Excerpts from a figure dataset

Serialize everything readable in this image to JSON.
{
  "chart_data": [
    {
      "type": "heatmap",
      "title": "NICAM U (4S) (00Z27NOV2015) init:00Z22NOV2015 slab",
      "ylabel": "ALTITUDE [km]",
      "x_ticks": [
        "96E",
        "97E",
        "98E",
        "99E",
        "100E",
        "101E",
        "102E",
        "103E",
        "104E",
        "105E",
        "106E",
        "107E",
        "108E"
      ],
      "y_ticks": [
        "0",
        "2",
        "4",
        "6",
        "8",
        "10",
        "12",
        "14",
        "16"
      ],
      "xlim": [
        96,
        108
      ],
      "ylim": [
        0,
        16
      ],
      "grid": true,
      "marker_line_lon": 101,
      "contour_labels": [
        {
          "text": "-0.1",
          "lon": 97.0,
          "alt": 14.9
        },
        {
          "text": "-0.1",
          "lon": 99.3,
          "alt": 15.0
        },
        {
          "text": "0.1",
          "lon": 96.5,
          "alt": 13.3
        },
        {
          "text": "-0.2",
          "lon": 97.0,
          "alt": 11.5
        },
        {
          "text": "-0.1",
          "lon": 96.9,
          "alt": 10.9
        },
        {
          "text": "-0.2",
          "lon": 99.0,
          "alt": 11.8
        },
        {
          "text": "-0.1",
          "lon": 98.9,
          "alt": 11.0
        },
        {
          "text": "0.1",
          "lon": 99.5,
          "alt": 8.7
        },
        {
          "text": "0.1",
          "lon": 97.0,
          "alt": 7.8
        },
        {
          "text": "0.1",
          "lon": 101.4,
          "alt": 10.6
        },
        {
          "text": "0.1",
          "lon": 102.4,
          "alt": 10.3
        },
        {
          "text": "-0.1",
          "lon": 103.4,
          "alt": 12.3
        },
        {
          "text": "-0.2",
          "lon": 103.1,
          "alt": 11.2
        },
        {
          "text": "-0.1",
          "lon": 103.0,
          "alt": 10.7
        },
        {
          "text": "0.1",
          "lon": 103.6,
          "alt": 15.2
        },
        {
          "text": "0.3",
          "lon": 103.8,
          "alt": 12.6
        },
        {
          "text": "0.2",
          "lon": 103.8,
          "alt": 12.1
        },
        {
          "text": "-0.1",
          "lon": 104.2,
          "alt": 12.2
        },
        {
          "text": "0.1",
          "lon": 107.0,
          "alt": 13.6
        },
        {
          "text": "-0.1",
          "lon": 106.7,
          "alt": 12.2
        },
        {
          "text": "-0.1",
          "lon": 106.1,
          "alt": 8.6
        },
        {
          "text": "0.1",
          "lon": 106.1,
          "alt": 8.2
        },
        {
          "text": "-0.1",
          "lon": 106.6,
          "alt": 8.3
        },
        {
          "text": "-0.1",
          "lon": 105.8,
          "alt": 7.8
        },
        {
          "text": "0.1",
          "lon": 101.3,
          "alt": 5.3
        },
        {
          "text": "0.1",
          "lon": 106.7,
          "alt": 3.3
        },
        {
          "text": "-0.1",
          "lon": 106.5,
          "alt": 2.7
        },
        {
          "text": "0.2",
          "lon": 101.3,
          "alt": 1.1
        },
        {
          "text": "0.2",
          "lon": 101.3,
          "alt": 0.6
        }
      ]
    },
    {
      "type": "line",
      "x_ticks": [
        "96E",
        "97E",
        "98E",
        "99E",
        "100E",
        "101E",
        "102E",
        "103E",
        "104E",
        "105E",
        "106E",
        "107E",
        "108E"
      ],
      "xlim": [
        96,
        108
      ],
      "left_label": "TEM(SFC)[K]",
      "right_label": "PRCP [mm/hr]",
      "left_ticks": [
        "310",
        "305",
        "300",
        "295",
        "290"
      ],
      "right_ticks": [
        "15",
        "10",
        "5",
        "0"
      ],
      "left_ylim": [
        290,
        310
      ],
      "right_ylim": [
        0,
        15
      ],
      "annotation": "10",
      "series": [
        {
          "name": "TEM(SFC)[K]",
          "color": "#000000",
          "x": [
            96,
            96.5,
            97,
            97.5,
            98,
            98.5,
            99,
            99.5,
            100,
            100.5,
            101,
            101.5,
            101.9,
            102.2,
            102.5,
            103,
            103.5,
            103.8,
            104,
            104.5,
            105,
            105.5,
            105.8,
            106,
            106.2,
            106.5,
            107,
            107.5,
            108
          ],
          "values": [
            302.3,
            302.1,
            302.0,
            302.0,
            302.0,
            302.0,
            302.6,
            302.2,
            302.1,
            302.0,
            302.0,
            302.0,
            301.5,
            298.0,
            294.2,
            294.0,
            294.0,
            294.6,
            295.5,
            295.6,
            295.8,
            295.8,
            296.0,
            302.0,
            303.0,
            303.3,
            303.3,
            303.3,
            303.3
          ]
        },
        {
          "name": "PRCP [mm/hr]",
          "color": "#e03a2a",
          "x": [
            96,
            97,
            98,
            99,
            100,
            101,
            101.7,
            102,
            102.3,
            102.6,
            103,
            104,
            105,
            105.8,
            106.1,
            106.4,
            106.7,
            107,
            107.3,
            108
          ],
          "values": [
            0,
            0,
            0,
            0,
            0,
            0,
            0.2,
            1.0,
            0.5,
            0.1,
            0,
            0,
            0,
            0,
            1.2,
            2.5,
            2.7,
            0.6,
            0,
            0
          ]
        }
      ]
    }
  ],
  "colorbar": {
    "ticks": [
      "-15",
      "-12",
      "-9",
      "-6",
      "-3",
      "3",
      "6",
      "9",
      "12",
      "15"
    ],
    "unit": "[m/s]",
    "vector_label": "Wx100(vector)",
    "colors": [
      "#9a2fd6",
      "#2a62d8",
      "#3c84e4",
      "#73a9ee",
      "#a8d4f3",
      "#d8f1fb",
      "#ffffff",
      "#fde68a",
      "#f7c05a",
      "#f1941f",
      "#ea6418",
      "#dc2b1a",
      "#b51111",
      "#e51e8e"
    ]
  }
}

==

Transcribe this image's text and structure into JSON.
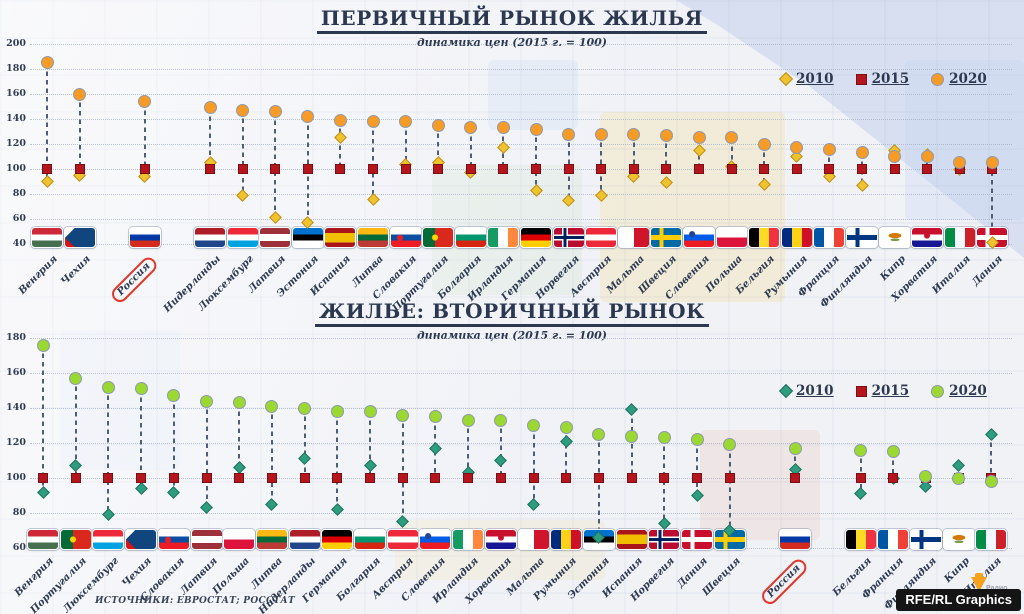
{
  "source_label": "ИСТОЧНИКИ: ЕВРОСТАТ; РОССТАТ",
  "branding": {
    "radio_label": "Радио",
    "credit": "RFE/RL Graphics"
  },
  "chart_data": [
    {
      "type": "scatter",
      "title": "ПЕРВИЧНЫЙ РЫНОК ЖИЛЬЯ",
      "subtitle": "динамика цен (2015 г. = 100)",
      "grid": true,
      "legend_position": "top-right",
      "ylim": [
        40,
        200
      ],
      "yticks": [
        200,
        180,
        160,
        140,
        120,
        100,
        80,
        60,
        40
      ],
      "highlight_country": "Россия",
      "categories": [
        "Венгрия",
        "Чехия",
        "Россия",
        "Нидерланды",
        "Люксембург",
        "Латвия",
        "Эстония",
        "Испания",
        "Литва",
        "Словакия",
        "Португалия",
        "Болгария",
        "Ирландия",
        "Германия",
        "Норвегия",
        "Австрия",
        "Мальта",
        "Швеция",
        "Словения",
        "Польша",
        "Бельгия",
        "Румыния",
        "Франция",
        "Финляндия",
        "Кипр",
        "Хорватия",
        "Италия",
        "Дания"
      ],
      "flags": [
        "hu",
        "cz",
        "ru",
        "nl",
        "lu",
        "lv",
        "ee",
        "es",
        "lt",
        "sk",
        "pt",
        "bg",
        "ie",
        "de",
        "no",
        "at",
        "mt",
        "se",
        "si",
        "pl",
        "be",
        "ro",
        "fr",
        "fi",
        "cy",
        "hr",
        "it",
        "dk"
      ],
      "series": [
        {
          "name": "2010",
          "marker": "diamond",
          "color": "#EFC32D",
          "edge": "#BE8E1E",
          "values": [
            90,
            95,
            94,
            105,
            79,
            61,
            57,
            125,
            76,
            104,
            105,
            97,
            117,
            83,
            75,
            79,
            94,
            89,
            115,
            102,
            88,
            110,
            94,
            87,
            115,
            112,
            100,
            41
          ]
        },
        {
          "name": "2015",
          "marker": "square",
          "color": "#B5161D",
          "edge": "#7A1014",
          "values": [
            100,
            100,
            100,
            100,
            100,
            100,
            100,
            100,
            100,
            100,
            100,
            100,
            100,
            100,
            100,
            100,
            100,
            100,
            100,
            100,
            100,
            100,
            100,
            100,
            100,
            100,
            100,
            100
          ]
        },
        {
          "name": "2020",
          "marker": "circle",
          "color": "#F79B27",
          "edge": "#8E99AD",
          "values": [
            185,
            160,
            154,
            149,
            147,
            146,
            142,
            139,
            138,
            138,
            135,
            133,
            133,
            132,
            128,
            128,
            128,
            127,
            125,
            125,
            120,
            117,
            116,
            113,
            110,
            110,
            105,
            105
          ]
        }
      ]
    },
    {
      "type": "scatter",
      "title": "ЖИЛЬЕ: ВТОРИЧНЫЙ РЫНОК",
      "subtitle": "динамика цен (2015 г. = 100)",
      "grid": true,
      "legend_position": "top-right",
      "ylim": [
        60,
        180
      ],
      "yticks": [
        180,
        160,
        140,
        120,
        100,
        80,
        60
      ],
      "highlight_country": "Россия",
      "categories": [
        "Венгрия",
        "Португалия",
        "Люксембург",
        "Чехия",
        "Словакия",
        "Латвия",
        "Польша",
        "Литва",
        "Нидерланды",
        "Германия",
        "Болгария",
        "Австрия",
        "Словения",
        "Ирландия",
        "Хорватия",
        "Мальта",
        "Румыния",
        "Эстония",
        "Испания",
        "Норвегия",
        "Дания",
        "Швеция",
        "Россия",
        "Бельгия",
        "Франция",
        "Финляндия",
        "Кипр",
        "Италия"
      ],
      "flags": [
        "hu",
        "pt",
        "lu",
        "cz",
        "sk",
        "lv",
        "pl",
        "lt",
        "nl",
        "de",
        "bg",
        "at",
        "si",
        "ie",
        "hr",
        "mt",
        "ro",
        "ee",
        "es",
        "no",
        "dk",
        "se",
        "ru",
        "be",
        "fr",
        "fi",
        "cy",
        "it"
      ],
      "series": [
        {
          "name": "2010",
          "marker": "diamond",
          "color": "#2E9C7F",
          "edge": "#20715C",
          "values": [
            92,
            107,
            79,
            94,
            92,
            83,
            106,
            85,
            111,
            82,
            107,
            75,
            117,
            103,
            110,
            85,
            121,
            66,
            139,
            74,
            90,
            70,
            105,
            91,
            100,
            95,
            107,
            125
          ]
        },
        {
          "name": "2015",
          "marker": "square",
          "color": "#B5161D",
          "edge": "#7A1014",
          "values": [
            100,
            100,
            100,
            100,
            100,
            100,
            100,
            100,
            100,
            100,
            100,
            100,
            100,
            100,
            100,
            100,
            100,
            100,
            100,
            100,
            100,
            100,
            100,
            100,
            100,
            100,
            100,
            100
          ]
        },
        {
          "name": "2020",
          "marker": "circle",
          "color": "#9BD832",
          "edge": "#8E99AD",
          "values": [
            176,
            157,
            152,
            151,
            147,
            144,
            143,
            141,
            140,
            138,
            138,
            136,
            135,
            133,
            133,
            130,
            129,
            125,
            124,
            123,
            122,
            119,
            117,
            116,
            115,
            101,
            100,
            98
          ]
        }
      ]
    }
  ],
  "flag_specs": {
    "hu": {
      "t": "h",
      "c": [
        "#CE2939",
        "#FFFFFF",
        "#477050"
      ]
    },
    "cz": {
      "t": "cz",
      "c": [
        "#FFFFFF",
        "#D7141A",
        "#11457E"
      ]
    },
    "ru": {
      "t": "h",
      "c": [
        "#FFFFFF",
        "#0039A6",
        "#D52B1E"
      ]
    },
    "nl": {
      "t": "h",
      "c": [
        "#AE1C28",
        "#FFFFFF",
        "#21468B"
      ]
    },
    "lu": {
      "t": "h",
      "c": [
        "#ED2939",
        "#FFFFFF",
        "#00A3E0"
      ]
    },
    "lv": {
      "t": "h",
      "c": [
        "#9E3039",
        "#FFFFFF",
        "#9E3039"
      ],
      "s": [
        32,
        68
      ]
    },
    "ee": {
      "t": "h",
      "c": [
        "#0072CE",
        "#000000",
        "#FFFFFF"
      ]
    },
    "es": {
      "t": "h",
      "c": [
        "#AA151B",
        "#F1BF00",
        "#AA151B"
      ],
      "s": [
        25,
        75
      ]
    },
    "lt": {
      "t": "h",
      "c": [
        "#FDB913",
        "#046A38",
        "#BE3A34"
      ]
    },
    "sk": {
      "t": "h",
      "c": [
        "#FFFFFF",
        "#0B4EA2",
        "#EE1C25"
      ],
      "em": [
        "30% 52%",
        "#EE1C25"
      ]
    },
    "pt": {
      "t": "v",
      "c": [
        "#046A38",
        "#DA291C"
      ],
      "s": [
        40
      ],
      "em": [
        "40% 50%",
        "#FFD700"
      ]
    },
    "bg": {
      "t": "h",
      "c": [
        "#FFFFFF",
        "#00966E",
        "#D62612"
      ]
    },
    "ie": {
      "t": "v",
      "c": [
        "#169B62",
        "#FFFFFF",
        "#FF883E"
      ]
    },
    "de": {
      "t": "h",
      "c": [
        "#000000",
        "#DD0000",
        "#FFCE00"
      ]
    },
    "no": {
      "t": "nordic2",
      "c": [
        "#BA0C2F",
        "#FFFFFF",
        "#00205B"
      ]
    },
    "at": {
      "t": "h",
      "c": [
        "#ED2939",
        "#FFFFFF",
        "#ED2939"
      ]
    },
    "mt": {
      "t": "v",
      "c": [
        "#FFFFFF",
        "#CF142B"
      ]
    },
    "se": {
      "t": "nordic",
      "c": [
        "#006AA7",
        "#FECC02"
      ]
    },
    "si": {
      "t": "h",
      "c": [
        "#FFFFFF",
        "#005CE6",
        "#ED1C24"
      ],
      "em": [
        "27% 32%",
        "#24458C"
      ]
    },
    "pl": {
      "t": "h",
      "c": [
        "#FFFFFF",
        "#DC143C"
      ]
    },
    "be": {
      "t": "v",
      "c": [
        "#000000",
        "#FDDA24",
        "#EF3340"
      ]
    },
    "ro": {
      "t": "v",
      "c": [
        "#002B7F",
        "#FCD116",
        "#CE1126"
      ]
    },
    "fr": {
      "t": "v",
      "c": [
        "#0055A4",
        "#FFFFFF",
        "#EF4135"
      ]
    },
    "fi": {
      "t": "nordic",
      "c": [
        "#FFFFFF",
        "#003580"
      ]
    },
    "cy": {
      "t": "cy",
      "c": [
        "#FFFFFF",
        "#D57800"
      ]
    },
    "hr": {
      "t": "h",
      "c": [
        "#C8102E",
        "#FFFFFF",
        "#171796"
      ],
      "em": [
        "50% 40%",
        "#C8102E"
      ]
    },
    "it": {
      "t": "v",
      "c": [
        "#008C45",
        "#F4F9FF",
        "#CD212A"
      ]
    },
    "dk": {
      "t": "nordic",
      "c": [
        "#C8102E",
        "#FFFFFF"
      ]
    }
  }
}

* **Task brief**
Among the lines of the listing, how many hold the string "PRCP"? Respond with only the number.

* **Task solution**
2